* _Records supplied_:

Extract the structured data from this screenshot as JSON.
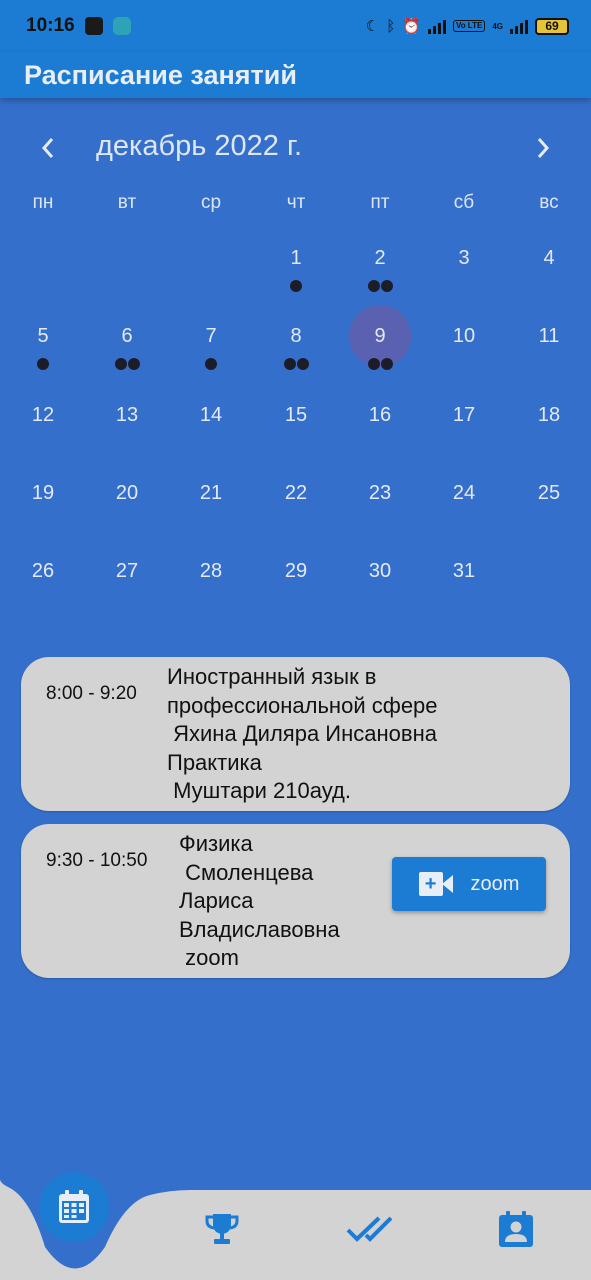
{
  "status_bar": {
    "time": "10:16",
    "battery": "69",
    "network": "4G",
    "volte": "Vo LTE"
  },
  "app_bar": {
    "title": "Расписание занятий"
  },
  "calendar": {
    "month_title": "декабрь 2022 г.",
    "prev_icon": "chevron-left-icon",
    "next_icon": "chevron-right-icon",
    "weekdays": [
      "пн",
      "вт",
      "ср",
      "чт",
      "пт",
      "сб",
      "вс"
    ],
    "days": [
      {
        "label": "1",
        "dots": 1
      },
      {
        "label": "2",
        "dots": 2
      },
      {
        "label": "3",
        "dots": 0
      },
      {
        "label": "4",
        "dots": 0
      },
      {
        "label": "5",
        "dots": 1
      },
      {
        "label": "6",
        "dots": 2
      },
      {
        "label": "7",
        "dots": 1
      },
      {
        "label": "8",
        "dots": 2
      },
      {
        "label": "9",
        "dots": 2,
        "selected": true
      },
      {
        "label": "10",
        "dots": 0
      },
      {
        "label": "11",
        "dots": 0
      },
      {
        "label": "12",
        "dots": 0
      },
      {
        "label": "13",
        "dots": 0
      },
      {
        "label": "14",
        "dots": 0
      },
      {
        "label": "15",
        "dots": 0
      },
      {
        "label": "16",
        "dots": 0
      },
      {
        "label": "17",
        "dots": 0
      },
      {
        "label": "18",
        "dots": 0
      },
      {
        "label": "19",
        "dots": 0
      },
      {
        "label": "20",
        "dots": 0
      },
      {
        "label": "21",
        "dots": 0
      },
      {
        "label": "22",
        "dots": 0
      },
      {
        "label": "23",
        "dots": 0
      },
      {
        "label": "24",
        "dots": 0
      },
      {
        "label": "25",
        "dots": 0
      },
      {
        "label": "26",
        "dots": 0
      },
      {
        "label": "27",
        "dots": 0
      },
      {
        "label": "28",
        "dots": 0
      },
      {
        "label": "29",
        "dots": 0
      },
      {
        "label": "30",
        "dots": 0
      },
      {
        "label": "31",
        "dots": 0
      }
    ],
    "first_weekday_index": 3
  },
  "lessons": [
    {
      "time": "8:00 - 9:20",
      "lines": [
        "Иностранный язык в",
        "профессиональной сфере",
        " Яхина Диляра Инсановна",
        "Практика",
        " Муштари 210ауд."
      ]
    },
    {
      "time": "9:30 - 10:50",
      "lines": [
        "Физика",
        " Смоленцева",
        "Лариса",
        "Владиславовна",
        " zoom"
      ],
      "button_label": "zoom",
      "button_icon": "video-add-icon"
    }
  ],
  "bottom_nav": {
    "items": [
      {
        "name": "calendar-icon",
        "active": true
      },
      {
        "name": "trophy-icon",
        "active": false
      },
      {
        "name": "done-all-icon",
        "active": false
      },
      {
        "name": "profile-icon",
        "active": false
      }
    ]
  },
  "colors": {
    "background": "#356fcc",
    "app_bar": "#1c7bd2",
    "card": "#d3d3d3",
    "selected_day": "#5961b0",
    "event_dot": "#1d1d2a"
  }
}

* _What the task requires_: Every line containing the string "icon" must be listed.

* _Solution below_:
    "prev_icon": "chevron-left-icon",
    "next_icon": "chevron-right-icon",
      "button_icon": "video-add-icon"
        "name": "calendar-icon",
        "name": "trophy-icon",
        "name": "done-all-icon",
        "name": "profile-icon",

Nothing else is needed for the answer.